## Rows from a dataset:
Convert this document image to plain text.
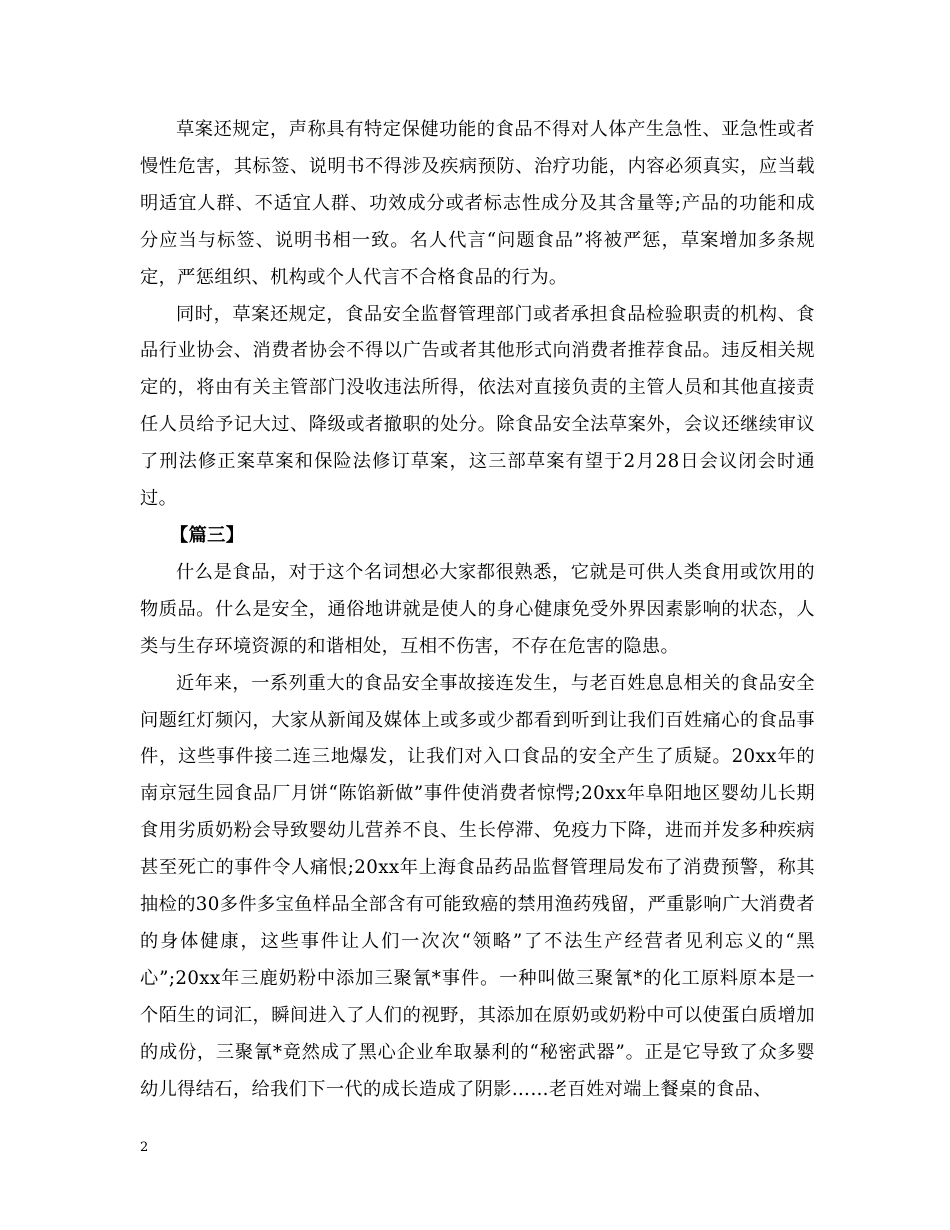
草案还规定，声称具有特定保健功能的食品不得对人体产生急性、亚急性或者慢性危害，其标签、说明书不得涉及疾病预防、治疗功能，内容必须真实，应当载明适宜人群、不适宜人群、功效成分或者标志性成分及其含量等;产品的功能和成分应当与标签、说明书相一致。名人代言“问题食品”将被严惩，草案增加多条规定，严惩组织、机构或个人代言不合格食品的行为。

同时，草案还规定，食品安全监督管理部门或者承担食品检验职责的机构、食品行业协会、消费者协会不得以广告或者其他形式向消费者推荐食品。违反相关规定的，将由有关主管部门没收违法所得，依法对直接负责的主管人员和其他直接责任人员给予记大过、降级或者撤职的处分。除食品安全法草案外，会议还继续审议了刑法修正案草案和保险法修订草案，这三部草案有望于2月28日会议闭会时通过。

【篇三】

什么是食品，对于这个名词想必大家都很熟悉，它就是可供人类食用或饮用的物质品。什么是安全，通俗地讲就是使人的身心健康免受外界因素影响的状态，人类与生存环境资源的和谐相处，互相不伤害，不存在危害的隐患。

近年来，一系列重大的食品安全事故接连发生，与老百姓息息相关的食品安全问题红灯频闪，大家从新闻及媒体上或多或少都看到听到让我们百姓痛心的食品事件，这些事件接二连三地爆发，让我们对入口食品的安全产生了质疑。20xx年的南京冠生园食品厂月饼“陈馅新做”事件使消费者惊愕;20xx年阜阳地区婴幼儿长期食用劣质奶粉会导致婴幼儿营养不良、生长停滞、免疫力下降，进而并发多种疾病甚至死亡的事件令人痛恨;20xx年上海食品药品监督管理局发布了消费预警，称其抽检的30多件多宝鱼样品全部含有可能致癌的禁用渔药残留，严重影响广大消费者的身体健康，这些事件让人们一次次“领略”了不法生产经营者见利忘义的“黑心”;20xx年三鹿奶粉中添加三聚氰*事件。一种叫做三聚氰*的化工原料原本是一个陌生的词汇，瞬间进入了人们的视野，其添加在原奶或奶粉中可以使蛋白质增加的成份，三聚氰*竟然成了黑心企业牟取暴利的“秘密武器”。正是它导致了众多婴幼儿得结石，给我们下一代的成长造成了阴影……老百姓对端上餐桌的食品、

2
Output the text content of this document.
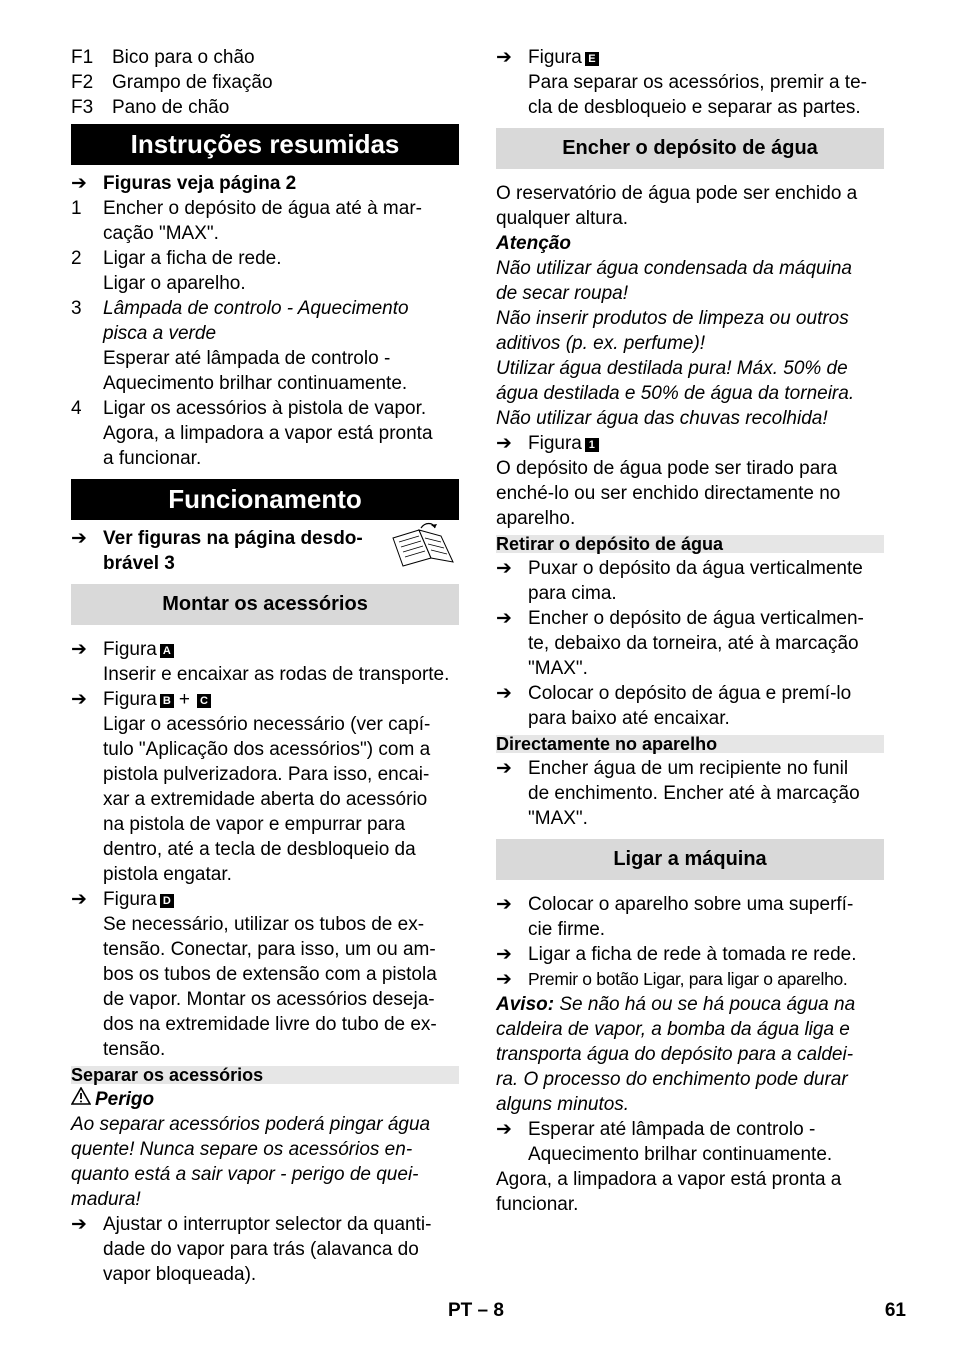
F1 Bico para o chão
F2 Grampo de fixação
F3 Pano de chão
Instruções resumidas
➔ Figuras veja página 2
1	Encher o depósito de água até à mar-
cação "MAX".
2	Ligar a ficha de rede.
Ligar o aparelho.
3	Lâmpada de controlo - Aquecimento
pisca a verde
Esperar até lâmpada de controlo -
Aquecimento brilhar continuamente.
4	Ligar os acessórios à pistola de vapor.
Agora, a limpadora a vapor está pronta
a funcionar.
Funcionamento
➔ Ver figuras na página desdo-
brável 3
Montar os acessórios
➔ Figura A
Inserir e encaixar as rodas de transporte.
➔ Figura B + C
Ligar o acessório necessário (ver capí-
tulo "Aplicação dos acessórios") com a
pistola pulverizadora. Para isso, encai-
xar a extremidade aberta do acessório
na pistola de vapor e empurrar para
dentro, até a tecla de desbloqueio da
pistola engatar.
➔ Figura D
Se necessário, utilizar os tubos de ex-
tensão. Conectar, para isso, um ou am-
bos os tubos de extensão com a pistola
de vapor. Montar os acessórios deseja-
dos na extremidade livre do tubo de ex-
tensão.
Separar os acessórios
Perigo
Ao separar acessórios poderá pingar água
quente! Nunca separe os acessórios en-
quanto está a sair vapor - perigo de quei-
madura!
➔ Ajustar o interruptor selector da quanti-
dade do vapor para trás (alavanca do
vapor bloqueada).
➔ Figura E
Para separar os acessórios, premir a te-
cla de desbloqueio e separar as partes.
Encher o depósito de água
O reservatório de água pode ser enchido a
qualquer altura.
Atenção
Não utilizar água condensada da máquina
de secar roupa!
Não inserir produtos de limpeza ou outros
aditivos (p. ex. perfume)!
Utilizar água destilada pura! Máx. 50% de
água destilada e 50% de água da torneira.
Não utilizar água das chuvas recolhida!
➔ Figura 1
O depósito de água pode ser tirado para
enché-lo ou ser enchido directamente no
aparelho.
Retirar o depósito de água
➔ Puxar o depósito da água verticalmente
para cima.
➔ Encher o depósito de água verticalmen-
te, debaixo da torneira, até à marcação
"MAX".
➔ Colocar o depósito de água e premí-lo
para baixo até encaixar.
Directamente no aparelho
➔ Encher água de um recipiente no funil
de enchimento. Encher até à marcação
"MAX".
Ligar a máquina
➔ Colocar o aparelho sobre uma superfí-
cie firme.
➔ Ligar a ficha de rede à tomada re rede.
➔ Premir o botão Ligar, para ligar o aparelho.
Aviso: Se não há ou se há pouca água na
caldeira de vapor, a bomba da água liga e
transporta água do depósito para a caldei-
ra. O processo do enchimento pode durar
alguns minutos.
➔ Esperar até lâmpada de controlo -
Aquecimento brilhar continuamente.
Agora, a limpadora a vapor está pronta a
funcionar.
PT – 8	61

## EXERCISE:
Scan the material above for the string "tubos" and return the lines that hold it.

## TASK RESPONSE:
Se necessário, utilizar os tubos de ex-
bos os tubos de extensão com a pistola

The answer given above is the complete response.